==== Data extract ====
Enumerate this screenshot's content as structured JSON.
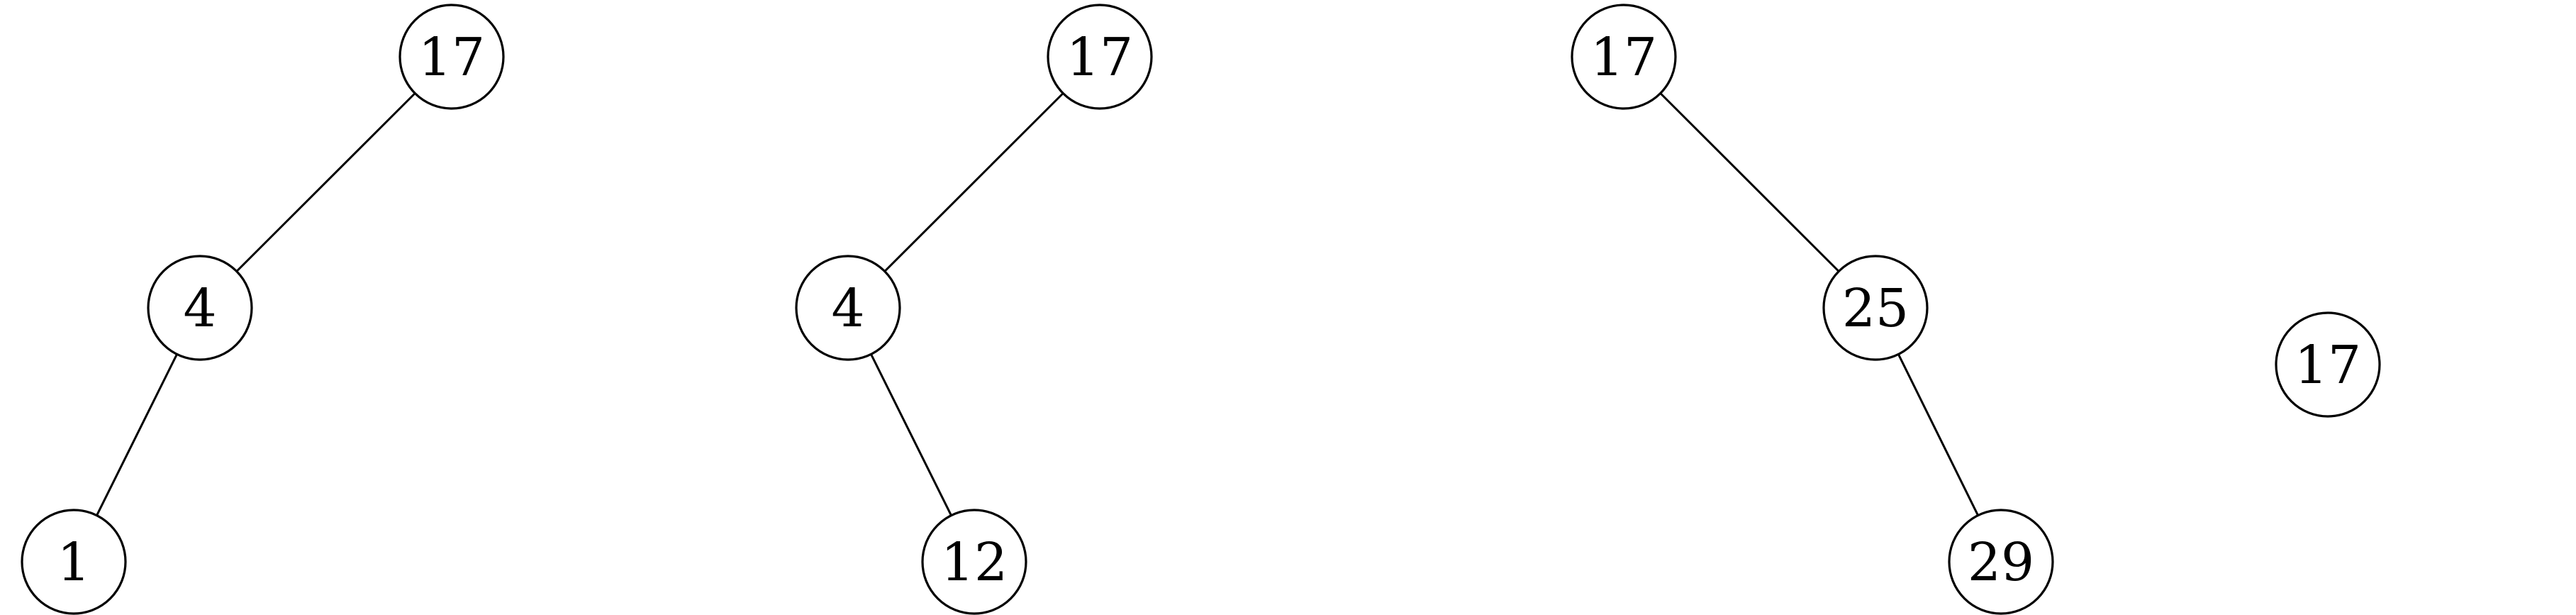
{
  "diagram": {
    "title": "",
    "trees": [
      {
        "name": "tree-1",
        "nodes": [
          {
            "id": "t1-n17",
            "label": "17"
          },
          {
            "id": "t1-n4",
            "label": "4"
          },
          {
            "id": "t1-n1",
            "label": "1"
          }
        ],
        "edges": [
          {
            "from": "t1-n17",
            "to": "t1-n4"
          },
          {
            "from": "t1-n4",
            "to": "t1-n1"
          }
        ]
      },
      {
        "name": "tree-2",
        "nodes": [
          {
            "id": "t2-n17",
            "label": "17"
          },
          {
            "id": "t2-n4",
            "label": "4"
          },
          {
            "id": "t2-n12",
            "label": "12"
          }
        ],
        "edges": [
          {
            "from": "t2-n17",
            "to": "t2-n4"
          },
          {
            "from": "t2-n4",
            "to": "t2-n12"
          }
        ]
      },
      {
        "name": "tree-3",
        "nodes": [
          {
            "id": "t3-n17",
            "label": "17"
          },
          {
            "id": "t3-n25",
            "label": "25"
          },
          {
            "id": "t3-n29",
            "label": "29"
          }
        ],
        "edges": [
          {
            "from": "t3-n17",
            "to": "t3-n25"
          },
          {
            "from": "t3-n25",
            "to": "t3-n29"
          }
        ]
      },
      {
        "name": "tree-4",
        "nodes": [
          {
            "id": "t4-n17",
            "label": "17"
          }
        ],
        "edges": []
      }
    ]
  }
}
====
■ **Direction**: Verbatim reproduction of every record is required; images are left out.

■ **Written solution**:
Enumerate this screenshot's content as structured JSON.
{
  "diagram": {
    "title": "",
    "trees": [
      {
        "name": "tree-1",
        "nodes": [
          {
            "id": "t1-n17",
            "label": "17"
          },
          {
            "id": "t1-n4",
            "label": "4"
          },
          {
            "id": "t1-n1",
            "label": "1"
          }
        ],
        "edges": [
          {
            "from": "t1-n17",
            "to": "t1-n4"
          },
          {
            "from": "t1-n4",
            "to": "t1-n1"
          }
        ]
      },
      {
        "name": "tree-2",
        "nodes": [
          {
            "id": "t2-n17",
            "label": "17"
          },
          {
            "id": "t2-n4",
            "label": "4"
          },
          {
            "id": "t2-n12",
            "label": "12"
          }
        ],
        "edges": [
          {
            "from": "t2-n17",
            "to": "t2-n4"
          },
          {
            "from": "t2-n4",
            "to": "t2-n12"
          }
        ]
      },
      {
        "name": "tree-3",
        "nodes": [
          {
            "id": "t3-n17",
            "label": "17"
          },
          {
            "id": "t3-n25",
            "label": "25"
          },
          {
            "id": "t3-n29",
            "label": "29"
          }
        ],
        "edges": [
          {
            "from": "t3-n17",
            "to": "t3-n25"
          },
          {
            "from": "t3-n25",
            "to": "t3-n29"
          }
        ]
      },
      {
        "name": "tree-4",
        "nodes": [
          {
            "id": "t4-n17",
            "label": "17"
          }
        ],
        "edges": []
      }
    ]
  }
}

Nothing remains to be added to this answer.